**To do**
[a] According to the SPOT post, how often does the website monitor each user's updates?
[b] Reproduce verbatim the part of the SPOT post starting with "This is why" and going on through "on your account.".
[c] Decide whether each statement agrees with the SPOT post: (i) Pressing the 911 button sends that information to the user's SPOT page. (ii) People who register on the website can choose to fill out emergency contact information. (iii) The post advises pressing the HELP button before the 911 button.

**Extracted text**
Start

I read the SPOT non-action with great concern and posted it to our rider group that uses them. Roger, who has been doing adventures for years, has this info set up to make SPOT work better which may have helped save a life. It may in the future. This is a reply I got:
__________________

This is why I created a website (http://whereamiriding.com/) that monitors every update from every user every 10 minutes. If someone hits their HELP button, I know about it regardless of who it is and if I'm one of their 'lucky 7' on their SPOT details page. If you hit the 911 button, that information gets sent to SPOT and they make the calls to the emergency contact you've setup on your account.

When people register they also have the option of filling out some "Emergency Contact" information so I can get on the phone and call people even if I don't know them. Had this user been registered on my site and hit the HELP button prior to 911, a pair of digital eyes would have known he needed help before a pair of real eyes do...and to me that's better than not having any eyes at all watching over you.

Doesn't it completely suck that if you hit the 911 button, that information doesn't get sent to your SPOT page?? SPOT needs to fix that. The 'HELP' button information does though, so if you need to hit the 911 button, I'd say hit the HELP button first, then the 911 button after that. At least your people get notified, THEN your contact will get a call from the GEOS center. Just a hint if you need it sometime.

End

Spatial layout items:

Start

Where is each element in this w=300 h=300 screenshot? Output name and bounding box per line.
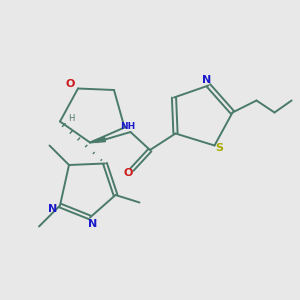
Text: S: S	[216, 143, 224, 153]
Text: H: H	[68, 114, 75, 123]
Text: O: O	[66, 79, 75, 89]
Text: N: N	[48, 203, 57, 214]
Polygon shape	[90, 137, 105, 143]
Text: NH: NH	[121, 122, 136, 131]
Text: N: N	[202, 75, 211, 85]
Text: O: O	[124, 168, 133, 178]
Text: N: N	[88, 219, 98, 229]
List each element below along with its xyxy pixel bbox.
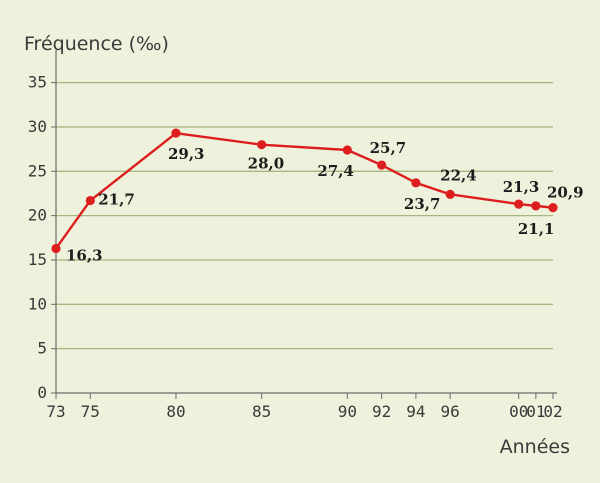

End

**In response**
[a] Every 10 minutes.

[b]
This is why I created a website (http://whereamiriding.com/) that monitors every update from every user every 10 minutes. If someone hits their HELP button, I know about it regardless of who it is and if I'm one of their 'lucky 7' on their SPOT details page. If you hit the 911 button, that information gets sent to SPOT and they make the calls to the emergency contact you've setup on your account.

[c]
(i) No: "Doesn't it completely suck that if you hit the 911 button, that information doesn't get sent to your SPOT page??"
(ii) Yes: "When people register they also have the option of filling out some "Emergency Contact" information"
(iii) Yes: "I'd say hit the HELP button first, then the 911 button after that."